= PROBLEM DESCRIPTION =
Copy out each line of the material below that holds the string "ipsum".

= DATA SECTION =

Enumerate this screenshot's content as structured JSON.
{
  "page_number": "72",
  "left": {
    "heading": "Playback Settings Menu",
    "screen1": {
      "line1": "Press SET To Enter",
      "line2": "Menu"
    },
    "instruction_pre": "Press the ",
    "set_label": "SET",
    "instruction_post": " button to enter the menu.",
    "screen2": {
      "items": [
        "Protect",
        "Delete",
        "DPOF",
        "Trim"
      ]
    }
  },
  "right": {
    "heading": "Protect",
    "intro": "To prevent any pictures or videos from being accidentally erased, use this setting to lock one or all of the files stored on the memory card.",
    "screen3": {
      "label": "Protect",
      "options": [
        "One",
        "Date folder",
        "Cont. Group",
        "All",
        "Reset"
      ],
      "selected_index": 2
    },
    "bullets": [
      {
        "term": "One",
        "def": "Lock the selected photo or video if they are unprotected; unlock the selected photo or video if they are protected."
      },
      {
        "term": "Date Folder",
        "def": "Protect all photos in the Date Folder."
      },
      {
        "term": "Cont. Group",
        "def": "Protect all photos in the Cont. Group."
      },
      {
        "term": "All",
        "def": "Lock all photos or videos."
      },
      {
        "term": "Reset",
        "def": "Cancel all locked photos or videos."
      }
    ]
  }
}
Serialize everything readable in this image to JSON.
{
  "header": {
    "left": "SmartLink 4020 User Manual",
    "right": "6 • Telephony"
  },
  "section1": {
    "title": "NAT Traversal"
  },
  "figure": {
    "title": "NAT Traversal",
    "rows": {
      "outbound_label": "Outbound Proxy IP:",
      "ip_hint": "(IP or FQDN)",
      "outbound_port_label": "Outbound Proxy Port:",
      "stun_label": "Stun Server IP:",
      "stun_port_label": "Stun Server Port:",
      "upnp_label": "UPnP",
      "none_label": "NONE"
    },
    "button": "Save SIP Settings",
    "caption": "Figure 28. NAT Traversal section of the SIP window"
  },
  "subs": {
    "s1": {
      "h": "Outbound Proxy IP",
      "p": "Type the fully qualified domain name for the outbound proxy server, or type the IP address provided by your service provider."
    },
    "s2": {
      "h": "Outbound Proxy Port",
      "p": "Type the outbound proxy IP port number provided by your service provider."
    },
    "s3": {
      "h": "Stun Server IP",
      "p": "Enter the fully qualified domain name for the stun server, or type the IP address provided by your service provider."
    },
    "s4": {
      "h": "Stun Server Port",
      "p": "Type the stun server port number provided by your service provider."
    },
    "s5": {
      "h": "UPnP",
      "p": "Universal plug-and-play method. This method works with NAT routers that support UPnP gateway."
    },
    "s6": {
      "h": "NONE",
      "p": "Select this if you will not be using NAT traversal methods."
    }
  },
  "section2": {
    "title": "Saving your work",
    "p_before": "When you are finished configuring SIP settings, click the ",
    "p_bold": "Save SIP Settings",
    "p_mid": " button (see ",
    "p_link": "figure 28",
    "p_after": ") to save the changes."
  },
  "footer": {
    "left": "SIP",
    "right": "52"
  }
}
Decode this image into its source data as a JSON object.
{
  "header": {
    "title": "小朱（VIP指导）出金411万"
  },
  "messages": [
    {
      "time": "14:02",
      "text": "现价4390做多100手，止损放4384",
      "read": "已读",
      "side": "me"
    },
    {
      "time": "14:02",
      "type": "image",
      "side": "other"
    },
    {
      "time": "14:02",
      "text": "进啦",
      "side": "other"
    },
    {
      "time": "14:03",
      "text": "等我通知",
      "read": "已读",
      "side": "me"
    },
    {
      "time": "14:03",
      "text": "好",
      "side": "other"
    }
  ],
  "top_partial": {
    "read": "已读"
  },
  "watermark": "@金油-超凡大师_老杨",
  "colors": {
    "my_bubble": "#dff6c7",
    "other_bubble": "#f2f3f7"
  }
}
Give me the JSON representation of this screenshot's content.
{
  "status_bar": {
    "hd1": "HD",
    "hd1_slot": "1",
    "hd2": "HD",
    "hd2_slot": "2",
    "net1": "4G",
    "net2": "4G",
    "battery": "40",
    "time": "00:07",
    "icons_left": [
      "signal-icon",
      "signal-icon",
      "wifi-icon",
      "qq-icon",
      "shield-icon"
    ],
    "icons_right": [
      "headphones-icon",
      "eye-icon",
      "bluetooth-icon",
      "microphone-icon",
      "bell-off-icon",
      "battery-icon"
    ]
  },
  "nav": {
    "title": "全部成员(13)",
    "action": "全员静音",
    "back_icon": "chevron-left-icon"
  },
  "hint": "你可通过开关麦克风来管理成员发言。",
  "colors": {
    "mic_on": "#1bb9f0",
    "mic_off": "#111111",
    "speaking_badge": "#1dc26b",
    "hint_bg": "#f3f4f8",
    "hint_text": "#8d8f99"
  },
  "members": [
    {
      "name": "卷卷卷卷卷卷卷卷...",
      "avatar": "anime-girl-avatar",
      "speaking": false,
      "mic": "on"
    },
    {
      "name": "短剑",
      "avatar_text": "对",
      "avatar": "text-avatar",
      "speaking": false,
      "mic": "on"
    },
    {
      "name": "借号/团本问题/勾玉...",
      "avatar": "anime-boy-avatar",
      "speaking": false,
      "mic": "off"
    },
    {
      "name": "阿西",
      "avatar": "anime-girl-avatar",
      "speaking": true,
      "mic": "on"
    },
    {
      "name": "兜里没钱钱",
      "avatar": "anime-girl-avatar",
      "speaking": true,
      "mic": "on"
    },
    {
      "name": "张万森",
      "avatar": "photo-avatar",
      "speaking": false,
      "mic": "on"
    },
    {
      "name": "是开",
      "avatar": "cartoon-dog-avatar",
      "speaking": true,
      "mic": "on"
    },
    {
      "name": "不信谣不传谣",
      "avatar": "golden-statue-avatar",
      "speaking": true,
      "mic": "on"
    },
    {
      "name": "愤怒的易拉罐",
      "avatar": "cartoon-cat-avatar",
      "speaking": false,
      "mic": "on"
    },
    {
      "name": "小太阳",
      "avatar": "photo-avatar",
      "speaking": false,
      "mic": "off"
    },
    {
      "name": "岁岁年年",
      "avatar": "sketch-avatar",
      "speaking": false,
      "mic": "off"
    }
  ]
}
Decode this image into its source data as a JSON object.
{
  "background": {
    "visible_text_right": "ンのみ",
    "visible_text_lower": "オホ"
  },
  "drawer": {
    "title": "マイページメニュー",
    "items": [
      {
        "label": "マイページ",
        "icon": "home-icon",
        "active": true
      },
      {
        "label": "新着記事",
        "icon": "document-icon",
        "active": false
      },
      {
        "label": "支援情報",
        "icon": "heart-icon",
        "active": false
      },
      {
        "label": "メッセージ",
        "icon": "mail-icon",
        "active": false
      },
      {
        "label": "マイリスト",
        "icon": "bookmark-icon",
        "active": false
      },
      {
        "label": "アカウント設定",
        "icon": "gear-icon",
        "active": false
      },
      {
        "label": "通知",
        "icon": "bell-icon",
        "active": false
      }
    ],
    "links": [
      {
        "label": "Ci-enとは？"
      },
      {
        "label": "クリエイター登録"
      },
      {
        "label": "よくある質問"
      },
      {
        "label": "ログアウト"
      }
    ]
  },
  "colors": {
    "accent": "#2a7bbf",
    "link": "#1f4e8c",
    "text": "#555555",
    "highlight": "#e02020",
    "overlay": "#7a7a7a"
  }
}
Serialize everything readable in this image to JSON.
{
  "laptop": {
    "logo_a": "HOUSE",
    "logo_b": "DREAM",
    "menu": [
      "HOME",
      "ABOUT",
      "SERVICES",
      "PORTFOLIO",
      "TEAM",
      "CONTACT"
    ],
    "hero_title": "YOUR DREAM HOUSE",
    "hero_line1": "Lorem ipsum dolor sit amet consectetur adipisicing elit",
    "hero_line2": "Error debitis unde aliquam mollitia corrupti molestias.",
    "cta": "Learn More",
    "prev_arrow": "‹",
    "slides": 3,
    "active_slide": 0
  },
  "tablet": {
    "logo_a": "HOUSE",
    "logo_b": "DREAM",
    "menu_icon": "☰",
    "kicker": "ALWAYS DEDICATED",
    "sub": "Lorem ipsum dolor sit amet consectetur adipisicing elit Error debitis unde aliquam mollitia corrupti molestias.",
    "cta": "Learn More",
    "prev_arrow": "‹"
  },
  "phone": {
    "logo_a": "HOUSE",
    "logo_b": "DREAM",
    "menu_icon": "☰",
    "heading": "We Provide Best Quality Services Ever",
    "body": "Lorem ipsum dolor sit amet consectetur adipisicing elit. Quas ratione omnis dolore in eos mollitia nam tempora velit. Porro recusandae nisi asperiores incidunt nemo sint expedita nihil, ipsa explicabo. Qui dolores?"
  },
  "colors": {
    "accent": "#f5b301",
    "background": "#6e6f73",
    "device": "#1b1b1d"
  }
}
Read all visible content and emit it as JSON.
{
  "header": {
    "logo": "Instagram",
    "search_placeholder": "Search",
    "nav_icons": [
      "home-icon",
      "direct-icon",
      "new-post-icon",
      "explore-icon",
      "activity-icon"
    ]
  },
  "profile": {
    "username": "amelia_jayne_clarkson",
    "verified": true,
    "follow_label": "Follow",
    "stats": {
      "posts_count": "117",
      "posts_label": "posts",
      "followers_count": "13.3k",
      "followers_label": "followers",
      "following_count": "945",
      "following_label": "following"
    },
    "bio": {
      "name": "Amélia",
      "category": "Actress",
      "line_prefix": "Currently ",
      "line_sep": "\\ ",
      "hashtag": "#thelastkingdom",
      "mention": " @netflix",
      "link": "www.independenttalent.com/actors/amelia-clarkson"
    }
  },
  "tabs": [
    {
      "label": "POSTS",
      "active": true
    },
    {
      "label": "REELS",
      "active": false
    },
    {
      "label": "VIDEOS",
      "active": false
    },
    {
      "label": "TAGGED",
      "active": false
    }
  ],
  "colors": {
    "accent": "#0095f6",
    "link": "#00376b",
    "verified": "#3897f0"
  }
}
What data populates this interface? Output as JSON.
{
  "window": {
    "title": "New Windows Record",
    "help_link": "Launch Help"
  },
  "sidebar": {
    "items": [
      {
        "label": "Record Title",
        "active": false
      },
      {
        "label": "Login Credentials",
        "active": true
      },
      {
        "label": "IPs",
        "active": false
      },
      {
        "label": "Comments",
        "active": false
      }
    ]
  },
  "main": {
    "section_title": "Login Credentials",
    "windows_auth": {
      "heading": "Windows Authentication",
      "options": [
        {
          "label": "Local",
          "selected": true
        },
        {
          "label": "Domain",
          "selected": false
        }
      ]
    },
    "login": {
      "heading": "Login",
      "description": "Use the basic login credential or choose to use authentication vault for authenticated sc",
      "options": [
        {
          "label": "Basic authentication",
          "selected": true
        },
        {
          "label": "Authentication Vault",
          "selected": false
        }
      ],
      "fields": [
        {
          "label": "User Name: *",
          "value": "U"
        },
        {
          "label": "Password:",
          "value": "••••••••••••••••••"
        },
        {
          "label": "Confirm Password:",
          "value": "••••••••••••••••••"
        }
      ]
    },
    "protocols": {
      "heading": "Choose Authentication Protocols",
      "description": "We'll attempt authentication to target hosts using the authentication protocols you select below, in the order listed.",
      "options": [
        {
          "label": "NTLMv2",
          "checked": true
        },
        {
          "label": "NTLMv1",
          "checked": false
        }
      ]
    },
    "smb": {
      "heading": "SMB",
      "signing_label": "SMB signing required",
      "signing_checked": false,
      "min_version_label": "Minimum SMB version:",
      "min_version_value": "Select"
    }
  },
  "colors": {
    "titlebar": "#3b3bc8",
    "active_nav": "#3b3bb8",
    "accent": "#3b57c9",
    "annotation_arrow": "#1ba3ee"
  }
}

= ANSWER TO THE EXERCISE =
    "hero_line1": "Lorem ipsum dolor sit amet consectetur adipisicing elit",
    "sub": "Lorem ipsum dolor sit amet consectetur adipisicing elit Error debitis unde aliquam mollitia corrupti molestias.",
    "body": "Lorem ipsum dolor sit amet consectetur adipisicing elit. Quas ratione omnis dolore in eos mollitia nam tempora velit. Porro recusandae nisi asperiores incidunt nemo sint expedita nihil, ipsa explicabo. Qui dolores?"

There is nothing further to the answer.